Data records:
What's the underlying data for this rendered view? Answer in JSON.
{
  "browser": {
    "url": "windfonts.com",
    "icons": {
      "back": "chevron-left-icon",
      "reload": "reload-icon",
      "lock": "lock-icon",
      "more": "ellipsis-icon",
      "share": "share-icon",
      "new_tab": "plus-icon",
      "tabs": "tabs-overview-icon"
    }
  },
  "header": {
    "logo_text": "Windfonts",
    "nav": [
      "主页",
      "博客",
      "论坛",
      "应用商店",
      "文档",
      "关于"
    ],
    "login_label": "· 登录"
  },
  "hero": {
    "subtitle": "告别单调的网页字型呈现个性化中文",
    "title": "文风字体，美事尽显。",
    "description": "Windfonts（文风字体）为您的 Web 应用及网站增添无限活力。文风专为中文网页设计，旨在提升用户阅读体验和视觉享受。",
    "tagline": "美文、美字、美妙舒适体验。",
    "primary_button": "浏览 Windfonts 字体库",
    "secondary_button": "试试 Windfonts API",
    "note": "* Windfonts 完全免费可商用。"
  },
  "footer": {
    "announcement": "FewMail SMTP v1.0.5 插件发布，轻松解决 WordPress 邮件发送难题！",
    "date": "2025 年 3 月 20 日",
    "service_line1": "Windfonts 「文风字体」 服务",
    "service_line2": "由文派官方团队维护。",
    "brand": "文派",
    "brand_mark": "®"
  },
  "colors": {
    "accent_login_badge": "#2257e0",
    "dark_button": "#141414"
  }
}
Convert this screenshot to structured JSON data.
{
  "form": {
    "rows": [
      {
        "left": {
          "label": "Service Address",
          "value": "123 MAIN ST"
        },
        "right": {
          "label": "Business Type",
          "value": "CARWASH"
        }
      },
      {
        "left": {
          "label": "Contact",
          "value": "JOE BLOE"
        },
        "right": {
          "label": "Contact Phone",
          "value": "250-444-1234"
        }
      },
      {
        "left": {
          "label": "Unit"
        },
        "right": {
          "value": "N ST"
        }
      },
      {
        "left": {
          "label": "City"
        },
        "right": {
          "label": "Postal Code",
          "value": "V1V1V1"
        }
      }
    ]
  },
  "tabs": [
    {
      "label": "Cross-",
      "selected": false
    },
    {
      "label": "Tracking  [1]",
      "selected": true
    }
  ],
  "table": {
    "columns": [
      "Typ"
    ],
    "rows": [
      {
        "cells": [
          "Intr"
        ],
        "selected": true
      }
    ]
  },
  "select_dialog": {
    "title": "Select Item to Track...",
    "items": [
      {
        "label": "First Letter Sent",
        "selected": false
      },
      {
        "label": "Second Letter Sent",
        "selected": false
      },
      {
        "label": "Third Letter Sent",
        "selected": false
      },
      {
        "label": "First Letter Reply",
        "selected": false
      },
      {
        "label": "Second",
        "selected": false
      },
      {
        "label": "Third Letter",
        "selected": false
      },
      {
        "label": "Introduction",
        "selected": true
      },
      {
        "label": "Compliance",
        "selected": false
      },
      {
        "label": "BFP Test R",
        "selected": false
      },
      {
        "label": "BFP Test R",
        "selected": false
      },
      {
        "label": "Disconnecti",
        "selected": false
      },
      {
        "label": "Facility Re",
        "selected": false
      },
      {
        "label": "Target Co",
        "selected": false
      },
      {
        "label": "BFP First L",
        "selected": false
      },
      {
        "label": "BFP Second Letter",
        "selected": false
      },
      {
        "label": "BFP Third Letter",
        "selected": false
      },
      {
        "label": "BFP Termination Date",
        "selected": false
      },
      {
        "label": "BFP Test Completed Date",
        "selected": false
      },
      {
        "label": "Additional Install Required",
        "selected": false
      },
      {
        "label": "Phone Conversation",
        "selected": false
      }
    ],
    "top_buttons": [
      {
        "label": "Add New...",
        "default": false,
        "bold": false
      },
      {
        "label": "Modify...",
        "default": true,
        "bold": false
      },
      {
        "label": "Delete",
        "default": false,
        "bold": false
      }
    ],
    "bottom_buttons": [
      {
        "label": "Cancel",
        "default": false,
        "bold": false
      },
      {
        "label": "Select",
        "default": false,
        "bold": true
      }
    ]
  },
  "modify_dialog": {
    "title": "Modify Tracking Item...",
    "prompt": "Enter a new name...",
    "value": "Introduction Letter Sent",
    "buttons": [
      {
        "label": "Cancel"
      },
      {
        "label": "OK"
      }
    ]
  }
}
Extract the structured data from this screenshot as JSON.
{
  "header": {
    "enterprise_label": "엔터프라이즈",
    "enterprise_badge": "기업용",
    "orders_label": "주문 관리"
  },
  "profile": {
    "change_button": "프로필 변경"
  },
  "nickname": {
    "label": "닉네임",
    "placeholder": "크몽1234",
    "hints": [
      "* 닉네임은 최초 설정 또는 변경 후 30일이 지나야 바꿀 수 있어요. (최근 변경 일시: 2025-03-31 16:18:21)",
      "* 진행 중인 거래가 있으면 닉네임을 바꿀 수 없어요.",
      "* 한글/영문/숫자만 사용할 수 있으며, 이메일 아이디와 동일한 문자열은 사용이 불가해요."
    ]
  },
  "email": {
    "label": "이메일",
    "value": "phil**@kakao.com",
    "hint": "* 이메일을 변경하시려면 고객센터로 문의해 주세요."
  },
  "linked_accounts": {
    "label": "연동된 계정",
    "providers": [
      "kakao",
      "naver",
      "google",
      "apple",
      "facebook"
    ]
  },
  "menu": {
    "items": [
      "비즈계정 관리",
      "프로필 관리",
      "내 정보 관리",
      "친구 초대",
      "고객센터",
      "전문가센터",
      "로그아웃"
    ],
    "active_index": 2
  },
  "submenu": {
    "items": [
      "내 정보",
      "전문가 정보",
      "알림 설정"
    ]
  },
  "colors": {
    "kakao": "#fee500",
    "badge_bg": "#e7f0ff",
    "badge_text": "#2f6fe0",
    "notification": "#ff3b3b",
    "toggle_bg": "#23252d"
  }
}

- WHAT IS BEING ASKED:
In the lines above, locate the string "true". Copy every line where it occurs.

- RESULT OF THE TASK:
      "selected": true
        "selected": true
        "selected": true
        "default": true,
        "bold": true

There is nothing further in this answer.